DATASET EXCERPTS >>
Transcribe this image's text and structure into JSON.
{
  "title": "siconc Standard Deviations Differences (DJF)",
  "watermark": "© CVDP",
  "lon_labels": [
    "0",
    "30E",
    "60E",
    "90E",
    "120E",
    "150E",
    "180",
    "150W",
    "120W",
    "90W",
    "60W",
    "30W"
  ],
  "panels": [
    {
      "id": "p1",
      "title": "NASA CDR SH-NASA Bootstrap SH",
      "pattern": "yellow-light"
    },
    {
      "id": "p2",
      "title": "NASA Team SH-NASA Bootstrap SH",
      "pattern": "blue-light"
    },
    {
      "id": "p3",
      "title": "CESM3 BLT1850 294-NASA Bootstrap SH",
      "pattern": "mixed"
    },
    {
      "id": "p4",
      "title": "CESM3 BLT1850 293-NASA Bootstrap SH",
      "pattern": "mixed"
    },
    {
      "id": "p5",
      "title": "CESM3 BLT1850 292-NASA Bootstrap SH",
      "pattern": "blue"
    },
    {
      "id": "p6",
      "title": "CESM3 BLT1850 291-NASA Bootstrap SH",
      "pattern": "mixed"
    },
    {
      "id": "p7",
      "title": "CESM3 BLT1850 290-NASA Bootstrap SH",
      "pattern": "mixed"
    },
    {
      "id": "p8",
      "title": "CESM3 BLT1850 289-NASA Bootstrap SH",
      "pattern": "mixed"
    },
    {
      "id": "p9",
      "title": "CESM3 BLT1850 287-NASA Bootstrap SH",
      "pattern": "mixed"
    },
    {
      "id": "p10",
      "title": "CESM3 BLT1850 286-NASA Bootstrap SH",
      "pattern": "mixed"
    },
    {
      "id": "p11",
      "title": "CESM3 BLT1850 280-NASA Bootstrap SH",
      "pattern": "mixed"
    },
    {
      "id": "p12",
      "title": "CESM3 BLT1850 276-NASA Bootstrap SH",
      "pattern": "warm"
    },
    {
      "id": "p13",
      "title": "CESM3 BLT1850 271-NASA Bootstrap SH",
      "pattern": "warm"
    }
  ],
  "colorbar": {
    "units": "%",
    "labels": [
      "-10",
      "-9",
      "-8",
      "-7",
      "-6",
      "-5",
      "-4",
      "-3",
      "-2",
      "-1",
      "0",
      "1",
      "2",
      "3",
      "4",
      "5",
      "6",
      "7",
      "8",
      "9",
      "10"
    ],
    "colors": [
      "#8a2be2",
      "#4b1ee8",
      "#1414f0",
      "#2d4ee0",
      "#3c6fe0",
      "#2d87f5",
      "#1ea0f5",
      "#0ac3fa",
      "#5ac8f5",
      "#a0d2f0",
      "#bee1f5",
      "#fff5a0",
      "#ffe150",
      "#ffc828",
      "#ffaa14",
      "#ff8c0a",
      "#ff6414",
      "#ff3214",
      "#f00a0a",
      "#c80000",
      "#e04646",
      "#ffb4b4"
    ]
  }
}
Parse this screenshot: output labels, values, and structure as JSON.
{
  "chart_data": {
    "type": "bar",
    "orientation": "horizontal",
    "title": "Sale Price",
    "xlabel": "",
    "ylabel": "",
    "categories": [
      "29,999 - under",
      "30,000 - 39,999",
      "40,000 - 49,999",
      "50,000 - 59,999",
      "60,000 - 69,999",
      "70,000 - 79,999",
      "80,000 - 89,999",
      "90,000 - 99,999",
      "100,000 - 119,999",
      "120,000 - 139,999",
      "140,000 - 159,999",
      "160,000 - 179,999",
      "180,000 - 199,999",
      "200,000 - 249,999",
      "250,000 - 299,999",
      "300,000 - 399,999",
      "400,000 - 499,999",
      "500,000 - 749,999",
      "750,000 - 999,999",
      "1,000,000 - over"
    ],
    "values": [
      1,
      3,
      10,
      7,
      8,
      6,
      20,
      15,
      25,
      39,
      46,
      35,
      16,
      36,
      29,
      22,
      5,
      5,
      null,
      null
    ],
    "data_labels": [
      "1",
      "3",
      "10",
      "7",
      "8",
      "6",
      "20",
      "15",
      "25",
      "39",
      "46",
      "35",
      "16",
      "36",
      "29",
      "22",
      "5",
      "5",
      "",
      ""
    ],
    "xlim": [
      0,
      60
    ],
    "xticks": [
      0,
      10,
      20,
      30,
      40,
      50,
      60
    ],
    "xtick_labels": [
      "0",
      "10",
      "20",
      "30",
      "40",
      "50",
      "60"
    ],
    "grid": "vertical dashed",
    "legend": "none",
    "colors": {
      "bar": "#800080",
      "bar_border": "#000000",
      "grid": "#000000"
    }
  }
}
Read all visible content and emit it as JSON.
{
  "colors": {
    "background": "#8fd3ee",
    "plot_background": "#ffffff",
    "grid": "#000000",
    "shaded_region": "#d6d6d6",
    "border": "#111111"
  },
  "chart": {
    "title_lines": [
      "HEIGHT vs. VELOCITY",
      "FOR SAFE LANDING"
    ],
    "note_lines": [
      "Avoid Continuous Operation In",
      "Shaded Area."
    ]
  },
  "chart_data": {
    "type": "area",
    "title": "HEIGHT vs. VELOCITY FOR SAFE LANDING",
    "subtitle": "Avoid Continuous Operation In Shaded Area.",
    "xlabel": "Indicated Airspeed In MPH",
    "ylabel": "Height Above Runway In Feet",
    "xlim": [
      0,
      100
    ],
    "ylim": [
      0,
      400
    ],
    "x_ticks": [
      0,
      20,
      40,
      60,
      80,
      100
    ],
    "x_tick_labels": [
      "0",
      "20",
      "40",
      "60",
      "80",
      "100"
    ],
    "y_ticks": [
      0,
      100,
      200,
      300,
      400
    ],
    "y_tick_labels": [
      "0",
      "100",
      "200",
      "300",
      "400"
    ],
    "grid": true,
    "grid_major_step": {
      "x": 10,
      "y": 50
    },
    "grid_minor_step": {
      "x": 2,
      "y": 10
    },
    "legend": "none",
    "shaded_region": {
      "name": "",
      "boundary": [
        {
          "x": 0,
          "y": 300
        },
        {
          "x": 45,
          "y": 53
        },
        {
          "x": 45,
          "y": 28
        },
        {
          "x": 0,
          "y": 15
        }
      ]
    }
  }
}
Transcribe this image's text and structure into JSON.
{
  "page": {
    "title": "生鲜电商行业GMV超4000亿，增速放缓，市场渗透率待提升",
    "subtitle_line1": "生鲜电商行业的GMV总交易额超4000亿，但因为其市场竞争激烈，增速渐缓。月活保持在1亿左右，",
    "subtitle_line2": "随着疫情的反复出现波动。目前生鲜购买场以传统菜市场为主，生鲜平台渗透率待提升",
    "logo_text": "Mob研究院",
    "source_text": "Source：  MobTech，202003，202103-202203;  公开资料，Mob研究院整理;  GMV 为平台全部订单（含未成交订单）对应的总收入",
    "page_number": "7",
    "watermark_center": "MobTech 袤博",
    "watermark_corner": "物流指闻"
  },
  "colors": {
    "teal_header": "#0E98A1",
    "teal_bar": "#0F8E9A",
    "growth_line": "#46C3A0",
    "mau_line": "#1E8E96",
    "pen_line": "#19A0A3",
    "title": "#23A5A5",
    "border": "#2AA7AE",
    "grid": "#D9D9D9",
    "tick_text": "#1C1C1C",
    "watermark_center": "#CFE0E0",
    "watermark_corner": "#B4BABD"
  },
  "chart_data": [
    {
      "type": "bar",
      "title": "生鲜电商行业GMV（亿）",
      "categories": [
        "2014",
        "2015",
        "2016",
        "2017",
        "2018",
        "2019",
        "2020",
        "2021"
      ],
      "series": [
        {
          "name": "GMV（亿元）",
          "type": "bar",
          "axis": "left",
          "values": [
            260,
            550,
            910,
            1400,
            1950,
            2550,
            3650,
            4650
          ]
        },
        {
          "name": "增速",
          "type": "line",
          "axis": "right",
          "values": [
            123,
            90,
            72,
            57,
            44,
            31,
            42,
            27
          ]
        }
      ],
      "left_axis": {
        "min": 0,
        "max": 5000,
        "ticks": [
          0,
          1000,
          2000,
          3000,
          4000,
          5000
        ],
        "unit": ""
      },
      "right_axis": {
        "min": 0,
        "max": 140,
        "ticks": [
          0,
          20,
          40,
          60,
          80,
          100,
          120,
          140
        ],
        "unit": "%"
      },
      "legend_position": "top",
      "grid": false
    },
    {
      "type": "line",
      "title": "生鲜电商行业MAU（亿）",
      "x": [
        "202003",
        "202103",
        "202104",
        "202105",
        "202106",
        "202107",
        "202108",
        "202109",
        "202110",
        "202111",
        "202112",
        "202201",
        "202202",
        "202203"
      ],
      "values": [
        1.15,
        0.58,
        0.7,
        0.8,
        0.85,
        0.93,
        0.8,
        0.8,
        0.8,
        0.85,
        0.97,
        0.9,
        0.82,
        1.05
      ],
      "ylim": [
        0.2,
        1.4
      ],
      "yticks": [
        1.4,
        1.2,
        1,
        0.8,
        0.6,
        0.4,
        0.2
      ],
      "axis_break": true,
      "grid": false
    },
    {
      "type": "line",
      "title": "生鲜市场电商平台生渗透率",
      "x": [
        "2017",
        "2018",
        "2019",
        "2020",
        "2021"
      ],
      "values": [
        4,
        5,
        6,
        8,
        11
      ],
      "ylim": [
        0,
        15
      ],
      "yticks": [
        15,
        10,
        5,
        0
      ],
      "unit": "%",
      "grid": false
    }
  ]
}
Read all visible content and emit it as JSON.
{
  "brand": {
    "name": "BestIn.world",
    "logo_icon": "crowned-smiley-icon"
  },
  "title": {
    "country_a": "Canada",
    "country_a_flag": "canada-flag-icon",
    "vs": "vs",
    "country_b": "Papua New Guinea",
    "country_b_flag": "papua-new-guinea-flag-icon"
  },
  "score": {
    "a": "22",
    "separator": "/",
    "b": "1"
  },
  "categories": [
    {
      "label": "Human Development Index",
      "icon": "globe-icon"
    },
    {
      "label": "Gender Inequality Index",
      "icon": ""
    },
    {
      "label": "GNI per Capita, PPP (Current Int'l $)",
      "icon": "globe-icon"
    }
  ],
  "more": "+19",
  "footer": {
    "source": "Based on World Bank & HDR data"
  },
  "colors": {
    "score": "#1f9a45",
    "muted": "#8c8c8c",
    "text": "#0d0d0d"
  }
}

EXERCISE PROMPT >> Copy out every line in the entries above that holds "Index".

THE REPLY >>
      "label": "Human Development Index",
      "label": "Gender Inequality Index",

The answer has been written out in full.